§ WHAT TO PRODUCE: Go through the records and show each line where the word "myöskin" occurs.

§ Raw records:
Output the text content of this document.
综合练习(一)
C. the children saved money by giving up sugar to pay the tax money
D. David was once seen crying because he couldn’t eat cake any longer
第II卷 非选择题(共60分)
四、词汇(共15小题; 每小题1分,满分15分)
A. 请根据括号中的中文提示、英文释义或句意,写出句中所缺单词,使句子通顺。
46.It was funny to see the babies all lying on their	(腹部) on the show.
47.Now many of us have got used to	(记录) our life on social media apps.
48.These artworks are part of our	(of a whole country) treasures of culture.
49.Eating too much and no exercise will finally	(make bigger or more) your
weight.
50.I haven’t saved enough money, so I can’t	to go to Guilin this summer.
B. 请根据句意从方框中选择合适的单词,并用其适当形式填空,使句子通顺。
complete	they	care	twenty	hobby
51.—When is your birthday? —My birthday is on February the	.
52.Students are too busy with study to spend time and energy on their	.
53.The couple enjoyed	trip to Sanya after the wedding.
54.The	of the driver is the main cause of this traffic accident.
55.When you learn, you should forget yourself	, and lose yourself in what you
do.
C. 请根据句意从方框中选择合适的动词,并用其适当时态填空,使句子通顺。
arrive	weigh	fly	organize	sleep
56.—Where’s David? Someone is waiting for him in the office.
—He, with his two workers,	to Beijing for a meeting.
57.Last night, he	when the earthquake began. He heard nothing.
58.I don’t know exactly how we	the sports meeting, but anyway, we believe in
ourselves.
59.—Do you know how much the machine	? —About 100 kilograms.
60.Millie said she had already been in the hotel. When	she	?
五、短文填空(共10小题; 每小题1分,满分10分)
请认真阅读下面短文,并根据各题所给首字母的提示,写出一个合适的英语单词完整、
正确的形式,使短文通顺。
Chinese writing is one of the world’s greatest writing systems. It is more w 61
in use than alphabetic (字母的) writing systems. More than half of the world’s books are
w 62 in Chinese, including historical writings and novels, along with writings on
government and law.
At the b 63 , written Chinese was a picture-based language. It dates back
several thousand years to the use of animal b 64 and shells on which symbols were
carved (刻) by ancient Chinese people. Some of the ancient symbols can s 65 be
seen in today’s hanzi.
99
--
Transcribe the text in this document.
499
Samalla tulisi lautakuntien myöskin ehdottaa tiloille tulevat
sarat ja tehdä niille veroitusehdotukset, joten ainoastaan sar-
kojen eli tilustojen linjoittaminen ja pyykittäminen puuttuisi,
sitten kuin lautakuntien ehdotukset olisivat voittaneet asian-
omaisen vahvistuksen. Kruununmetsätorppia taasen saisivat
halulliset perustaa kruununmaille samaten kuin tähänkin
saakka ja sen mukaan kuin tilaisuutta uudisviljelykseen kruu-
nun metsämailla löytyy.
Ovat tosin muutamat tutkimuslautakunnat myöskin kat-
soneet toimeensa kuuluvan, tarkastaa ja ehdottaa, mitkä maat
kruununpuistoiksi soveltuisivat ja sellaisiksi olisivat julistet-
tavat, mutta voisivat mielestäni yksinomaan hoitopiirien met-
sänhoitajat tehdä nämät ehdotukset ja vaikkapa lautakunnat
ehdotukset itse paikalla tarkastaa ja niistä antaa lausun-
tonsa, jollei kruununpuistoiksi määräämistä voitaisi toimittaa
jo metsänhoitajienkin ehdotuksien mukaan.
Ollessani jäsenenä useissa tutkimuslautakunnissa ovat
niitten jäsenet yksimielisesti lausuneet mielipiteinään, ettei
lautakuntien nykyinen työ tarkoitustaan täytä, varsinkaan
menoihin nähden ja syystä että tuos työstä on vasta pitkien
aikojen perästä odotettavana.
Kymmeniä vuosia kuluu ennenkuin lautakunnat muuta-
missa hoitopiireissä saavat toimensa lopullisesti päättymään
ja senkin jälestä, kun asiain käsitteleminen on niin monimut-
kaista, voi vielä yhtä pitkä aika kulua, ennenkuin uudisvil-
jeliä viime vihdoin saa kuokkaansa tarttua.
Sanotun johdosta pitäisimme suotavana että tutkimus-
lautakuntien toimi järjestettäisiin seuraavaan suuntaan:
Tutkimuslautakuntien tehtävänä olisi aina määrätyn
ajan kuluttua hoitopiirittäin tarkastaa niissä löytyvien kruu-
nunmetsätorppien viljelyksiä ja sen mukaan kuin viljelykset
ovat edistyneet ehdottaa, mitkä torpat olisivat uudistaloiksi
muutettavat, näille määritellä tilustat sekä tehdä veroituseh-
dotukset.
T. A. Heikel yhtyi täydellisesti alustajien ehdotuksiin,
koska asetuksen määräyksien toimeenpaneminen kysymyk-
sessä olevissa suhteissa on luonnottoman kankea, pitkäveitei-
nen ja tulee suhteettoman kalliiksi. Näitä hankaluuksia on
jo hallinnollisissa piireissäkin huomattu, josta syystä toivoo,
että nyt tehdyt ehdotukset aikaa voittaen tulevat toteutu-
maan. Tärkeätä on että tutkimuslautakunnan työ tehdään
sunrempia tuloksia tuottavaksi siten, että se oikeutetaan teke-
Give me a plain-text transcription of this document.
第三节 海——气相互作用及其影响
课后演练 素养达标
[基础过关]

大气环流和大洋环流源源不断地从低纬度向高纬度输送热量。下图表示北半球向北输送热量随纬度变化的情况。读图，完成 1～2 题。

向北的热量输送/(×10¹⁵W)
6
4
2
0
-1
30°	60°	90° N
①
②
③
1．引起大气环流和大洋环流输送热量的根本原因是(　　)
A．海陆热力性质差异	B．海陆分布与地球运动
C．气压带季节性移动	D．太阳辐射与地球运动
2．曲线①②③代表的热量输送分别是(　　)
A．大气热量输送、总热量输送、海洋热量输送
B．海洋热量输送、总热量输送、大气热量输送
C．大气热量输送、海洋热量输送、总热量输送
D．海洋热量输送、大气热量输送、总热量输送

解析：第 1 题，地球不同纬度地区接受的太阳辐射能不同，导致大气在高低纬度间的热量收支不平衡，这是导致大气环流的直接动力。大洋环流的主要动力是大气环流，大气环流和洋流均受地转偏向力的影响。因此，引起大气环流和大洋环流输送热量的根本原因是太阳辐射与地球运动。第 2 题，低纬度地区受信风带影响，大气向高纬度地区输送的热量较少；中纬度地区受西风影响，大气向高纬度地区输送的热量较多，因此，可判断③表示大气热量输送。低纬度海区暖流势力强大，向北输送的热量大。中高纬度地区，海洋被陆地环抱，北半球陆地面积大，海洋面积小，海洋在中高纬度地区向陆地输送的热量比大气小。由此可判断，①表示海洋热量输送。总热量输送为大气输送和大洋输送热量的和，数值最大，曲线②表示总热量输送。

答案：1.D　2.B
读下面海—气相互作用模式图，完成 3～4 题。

§ ANSWER IN FULL:
Samalla tulisi lautakuntien myöskin ehdottaa tiloille tulevat
Ovat tosin muutamat tutkimuslautakunnat myöskin kat-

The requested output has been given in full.